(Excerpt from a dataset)
** Begin **

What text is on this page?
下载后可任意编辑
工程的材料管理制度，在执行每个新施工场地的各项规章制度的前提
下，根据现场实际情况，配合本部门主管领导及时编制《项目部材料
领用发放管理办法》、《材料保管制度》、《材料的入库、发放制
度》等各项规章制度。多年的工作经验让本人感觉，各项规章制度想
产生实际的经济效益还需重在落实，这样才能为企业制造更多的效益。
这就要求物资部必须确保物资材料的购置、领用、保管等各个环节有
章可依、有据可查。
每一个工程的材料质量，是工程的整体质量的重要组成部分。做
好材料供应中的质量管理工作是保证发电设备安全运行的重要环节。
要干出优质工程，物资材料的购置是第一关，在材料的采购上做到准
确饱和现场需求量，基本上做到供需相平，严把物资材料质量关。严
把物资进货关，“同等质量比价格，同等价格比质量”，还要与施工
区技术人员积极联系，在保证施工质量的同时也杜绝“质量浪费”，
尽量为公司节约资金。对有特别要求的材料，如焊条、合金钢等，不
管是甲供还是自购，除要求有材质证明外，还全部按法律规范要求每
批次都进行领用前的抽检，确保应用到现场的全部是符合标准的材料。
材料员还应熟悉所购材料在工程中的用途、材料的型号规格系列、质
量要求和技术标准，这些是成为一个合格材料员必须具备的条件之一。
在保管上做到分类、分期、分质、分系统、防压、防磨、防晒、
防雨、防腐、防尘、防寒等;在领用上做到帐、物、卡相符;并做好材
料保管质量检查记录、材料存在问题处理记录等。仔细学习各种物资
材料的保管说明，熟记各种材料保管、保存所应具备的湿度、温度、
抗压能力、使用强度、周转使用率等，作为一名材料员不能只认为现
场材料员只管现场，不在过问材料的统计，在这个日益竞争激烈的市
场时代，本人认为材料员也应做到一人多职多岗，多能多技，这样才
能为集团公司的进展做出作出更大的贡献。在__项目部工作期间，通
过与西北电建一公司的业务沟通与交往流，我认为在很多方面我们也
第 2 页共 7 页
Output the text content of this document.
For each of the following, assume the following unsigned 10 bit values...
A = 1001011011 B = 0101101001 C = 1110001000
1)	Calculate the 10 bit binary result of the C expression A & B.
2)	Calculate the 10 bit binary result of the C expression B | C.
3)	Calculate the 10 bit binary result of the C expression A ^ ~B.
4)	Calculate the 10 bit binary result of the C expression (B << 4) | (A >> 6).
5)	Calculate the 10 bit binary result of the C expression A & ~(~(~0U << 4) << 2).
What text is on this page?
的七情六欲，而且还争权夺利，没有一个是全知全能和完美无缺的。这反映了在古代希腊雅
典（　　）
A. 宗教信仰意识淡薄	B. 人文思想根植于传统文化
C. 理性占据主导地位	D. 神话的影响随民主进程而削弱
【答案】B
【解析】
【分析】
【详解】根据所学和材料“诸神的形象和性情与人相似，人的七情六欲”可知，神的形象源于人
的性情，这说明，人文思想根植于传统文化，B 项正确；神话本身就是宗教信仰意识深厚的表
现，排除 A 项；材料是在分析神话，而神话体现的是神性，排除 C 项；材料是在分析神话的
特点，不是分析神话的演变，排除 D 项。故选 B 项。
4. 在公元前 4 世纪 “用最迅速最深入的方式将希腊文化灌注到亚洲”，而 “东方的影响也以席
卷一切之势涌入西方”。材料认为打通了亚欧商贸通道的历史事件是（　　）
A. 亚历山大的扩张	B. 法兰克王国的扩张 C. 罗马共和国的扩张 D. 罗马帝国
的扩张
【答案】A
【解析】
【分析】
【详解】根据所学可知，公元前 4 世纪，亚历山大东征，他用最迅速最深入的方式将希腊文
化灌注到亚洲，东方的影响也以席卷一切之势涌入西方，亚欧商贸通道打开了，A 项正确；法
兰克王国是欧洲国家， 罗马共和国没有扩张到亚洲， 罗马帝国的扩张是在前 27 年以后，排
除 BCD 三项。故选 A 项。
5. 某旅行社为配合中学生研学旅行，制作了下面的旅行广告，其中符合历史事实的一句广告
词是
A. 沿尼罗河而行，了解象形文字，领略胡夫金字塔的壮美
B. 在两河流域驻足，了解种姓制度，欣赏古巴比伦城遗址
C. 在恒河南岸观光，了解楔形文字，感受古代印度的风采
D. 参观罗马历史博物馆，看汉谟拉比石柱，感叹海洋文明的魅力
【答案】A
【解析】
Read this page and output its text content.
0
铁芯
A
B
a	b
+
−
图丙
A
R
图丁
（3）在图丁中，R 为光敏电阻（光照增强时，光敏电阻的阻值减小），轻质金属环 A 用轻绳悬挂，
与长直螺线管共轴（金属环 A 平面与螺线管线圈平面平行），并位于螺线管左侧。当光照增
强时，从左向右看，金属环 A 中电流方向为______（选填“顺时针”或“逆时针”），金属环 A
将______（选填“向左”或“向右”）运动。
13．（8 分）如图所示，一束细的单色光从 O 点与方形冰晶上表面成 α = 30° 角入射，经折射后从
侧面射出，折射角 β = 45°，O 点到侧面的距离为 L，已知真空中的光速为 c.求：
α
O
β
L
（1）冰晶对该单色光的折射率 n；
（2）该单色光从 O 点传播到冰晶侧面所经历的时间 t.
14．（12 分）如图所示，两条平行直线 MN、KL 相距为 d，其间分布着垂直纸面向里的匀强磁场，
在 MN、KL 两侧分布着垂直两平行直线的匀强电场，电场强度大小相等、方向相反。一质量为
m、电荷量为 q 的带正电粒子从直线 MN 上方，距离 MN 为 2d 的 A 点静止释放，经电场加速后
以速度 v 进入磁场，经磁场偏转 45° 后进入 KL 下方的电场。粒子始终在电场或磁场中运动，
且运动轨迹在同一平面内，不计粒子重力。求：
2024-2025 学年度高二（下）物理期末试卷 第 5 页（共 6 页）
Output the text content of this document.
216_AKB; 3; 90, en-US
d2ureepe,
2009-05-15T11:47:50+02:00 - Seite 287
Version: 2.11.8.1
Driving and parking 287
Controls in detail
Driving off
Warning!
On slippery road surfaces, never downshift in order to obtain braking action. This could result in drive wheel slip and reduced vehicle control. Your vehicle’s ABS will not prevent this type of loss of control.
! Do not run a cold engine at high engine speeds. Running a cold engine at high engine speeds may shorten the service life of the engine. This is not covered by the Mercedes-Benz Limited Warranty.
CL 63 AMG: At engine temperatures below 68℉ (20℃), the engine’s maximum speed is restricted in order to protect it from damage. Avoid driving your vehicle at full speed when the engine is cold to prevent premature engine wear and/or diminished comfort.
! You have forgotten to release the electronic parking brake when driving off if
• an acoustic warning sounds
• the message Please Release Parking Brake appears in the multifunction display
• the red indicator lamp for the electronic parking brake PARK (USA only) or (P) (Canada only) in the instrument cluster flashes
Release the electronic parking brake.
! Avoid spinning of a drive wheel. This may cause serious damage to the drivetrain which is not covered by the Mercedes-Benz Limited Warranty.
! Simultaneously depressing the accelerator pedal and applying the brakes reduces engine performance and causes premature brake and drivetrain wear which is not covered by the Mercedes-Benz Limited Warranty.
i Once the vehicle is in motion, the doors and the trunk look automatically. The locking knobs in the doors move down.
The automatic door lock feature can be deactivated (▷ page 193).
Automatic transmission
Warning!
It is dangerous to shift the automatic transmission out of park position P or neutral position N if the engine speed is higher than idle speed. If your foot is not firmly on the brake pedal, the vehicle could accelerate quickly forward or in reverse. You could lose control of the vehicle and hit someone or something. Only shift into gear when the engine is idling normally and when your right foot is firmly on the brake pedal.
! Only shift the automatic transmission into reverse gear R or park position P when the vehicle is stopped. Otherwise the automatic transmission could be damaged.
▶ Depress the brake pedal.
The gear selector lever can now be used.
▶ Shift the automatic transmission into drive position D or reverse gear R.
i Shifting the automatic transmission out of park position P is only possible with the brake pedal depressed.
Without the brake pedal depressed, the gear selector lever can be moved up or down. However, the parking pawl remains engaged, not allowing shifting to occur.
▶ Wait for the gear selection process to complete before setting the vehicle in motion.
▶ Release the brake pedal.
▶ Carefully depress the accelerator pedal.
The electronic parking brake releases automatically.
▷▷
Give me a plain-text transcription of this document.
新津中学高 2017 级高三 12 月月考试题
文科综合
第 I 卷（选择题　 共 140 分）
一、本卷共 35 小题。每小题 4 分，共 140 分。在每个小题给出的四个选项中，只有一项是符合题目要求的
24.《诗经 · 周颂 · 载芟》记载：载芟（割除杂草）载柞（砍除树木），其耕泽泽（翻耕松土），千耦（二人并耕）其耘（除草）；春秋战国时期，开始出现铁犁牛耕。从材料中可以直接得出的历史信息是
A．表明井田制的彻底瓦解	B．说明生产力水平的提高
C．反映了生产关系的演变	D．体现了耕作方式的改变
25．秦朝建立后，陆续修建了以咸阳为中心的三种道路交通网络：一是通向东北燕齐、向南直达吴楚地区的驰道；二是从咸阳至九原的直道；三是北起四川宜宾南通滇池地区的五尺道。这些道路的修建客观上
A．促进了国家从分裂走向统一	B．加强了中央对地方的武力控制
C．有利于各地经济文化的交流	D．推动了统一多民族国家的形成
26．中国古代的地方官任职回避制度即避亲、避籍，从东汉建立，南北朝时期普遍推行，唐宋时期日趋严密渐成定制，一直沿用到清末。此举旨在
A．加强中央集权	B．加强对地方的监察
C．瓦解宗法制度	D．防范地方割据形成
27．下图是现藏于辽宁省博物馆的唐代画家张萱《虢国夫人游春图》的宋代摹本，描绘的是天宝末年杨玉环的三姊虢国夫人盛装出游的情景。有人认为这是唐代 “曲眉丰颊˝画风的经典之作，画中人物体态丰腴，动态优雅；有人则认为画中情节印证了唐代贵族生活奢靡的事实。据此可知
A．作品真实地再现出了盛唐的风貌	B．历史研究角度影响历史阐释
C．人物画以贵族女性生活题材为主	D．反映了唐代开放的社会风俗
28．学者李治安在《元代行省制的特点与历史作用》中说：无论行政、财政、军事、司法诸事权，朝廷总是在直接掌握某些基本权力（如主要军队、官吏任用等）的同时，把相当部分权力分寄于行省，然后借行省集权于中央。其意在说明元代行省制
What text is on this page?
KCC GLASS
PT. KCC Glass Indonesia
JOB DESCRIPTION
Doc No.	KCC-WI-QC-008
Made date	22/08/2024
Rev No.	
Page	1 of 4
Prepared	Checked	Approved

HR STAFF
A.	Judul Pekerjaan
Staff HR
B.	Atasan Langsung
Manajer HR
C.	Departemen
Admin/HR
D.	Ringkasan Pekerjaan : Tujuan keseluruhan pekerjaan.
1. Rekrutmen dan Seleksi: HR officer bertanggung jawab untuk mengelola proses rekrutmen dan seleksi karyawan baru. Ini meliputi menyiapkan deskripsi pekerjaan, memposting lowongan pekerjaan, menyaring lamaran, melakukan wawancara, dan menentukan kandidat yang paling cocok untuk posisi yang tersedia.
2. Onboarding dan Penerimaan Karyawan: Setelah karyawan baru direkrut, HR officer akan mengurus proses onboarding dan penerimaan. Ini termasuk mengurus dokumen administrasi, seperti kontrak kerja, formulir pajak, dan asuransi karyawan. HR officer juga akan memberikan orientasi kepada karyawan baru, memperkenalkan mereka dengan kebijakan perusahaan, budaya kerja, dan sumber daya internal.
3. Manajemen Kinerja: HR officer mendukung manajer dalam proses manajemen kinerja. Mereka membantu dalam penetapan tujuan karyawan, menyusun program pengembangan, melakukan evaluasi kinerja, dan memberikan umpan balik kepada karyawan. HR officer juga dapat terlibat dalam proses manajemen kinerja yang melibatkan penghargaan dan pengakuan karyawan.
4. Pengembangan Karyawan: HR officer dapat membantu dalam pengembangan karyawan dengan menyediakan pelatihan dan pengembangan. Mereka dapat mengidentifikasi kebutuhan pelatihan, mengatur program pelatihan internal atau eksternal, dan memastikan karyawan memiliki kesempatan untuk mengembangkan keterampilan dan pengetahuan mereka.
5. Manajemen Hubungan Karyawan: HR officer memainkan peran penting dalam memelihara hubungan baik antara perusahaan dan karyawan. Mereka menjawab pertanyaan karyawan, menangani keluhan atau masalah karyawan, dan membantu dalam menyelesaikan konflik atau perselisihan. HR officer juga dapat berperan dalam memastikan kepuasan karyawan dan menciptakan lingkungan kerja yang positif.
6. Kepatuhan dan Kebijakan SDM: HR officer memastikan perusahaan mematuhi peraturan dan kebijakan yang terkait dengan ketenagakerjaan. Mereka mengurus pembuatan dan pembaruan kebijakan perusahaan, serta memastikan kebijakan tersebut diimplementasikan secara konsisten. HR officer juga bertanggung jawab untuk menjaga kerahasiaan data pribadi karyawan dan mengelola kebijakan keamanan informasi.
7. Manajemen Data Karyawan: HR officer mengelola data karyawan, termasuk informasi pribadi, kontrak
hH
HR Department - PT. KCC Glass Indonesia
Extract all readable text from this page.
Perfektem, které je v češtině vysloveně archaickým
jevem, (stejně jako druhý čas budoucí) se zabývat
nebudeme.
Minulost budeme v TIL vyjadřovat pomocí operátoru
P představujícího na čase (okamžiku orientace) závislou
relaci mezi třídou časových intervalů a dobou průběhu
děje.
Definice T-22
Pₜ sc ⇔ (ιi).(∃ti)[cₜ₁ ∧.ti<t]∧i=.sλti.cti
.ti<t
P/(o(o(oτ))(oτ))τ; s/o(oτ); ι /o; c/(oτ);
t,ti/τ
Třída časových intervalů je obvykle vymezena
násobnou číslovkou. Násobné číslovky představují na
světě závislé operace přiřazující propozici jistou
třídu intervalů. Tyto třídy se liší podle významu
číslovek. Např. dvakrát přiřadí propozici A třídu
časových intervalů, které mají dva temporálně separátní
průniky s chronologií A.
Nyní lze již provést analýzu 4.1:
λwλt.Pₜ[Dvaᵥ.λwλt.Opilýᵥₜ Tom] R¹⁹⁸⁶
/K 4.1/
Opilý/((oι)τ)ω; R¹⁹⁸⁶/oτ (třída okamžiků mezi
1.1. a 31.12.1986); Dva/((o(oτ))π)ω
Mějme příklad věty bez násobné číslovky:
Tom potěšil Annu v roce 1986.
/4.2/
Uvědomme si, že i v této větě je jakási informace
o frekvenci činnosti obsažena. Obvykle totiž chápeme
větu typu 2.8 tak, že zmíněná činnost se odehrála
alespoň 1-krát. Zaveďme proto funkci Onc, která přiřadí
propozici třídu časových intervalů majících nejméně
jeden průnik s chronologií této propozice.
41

** End **

### Exercise task
In the entries above, identify every line with the word "propozici". Copy those lines.

### Answer to the task
světě závislé operace přiřazující propozici jistou
číslovek. Např. dvakrát přiřadí propozici A třídu
propozici třídu časových intervalů majících nejméně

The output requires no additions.